Source data →
%%

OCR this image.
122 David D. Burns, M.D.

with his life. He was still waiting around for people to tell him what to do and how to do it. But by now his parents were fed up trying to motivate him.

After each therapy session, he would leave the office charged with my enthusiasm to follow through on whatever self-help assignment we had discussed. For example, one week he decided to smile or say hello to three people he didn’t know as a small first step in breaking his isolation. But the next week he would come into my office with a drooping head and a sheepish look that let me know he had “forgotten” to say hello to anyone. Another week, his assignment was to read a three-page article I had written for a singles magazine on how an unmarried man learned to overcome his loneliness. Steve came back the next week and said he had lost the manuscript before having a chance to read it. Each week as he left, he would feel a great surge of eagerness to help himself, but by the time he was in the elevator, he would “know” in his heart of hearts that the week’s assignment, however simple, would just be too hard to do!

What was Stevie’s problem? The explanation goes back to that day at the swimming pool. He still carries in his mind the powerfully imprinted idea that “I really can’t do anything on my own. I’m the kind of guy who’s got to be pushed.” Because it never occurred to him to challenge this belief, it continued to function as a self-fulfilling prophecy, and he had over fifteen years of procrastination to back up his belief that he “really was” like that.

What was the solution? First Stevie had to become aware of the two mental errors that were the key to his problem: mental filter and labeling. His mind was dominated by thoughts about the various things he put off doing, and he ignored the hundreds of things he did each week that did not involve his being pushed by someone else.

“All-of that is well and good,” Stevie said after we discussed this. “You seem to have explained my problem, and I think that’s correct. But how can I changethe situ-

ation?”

%%

Exercise →
From the data above, copy each line that has the string "pushed".

Answer below →
What was Stevie’s problem? The explanation goes back to that day at the swimming pool. He still carries in his mind the powerfully imprinted idea that “I really can’t do anything on my own. I’m the kind of guy who’s got to be pushed.” Because it never occurred to him to challenge this belief, it continued to function as a self-fulfilling prophecy, and he had over fifteen years of procrastination to back up his belief that he “really was” like that.
What was the solution? First Stevie had to become aware of the two mental errors that were the key to his problem: mental filter and labeling. His mind was dominated by thoughts about the various things he put off doing, and he ignored the hundreds of things he did each week that did not involve his being pushed by someone else.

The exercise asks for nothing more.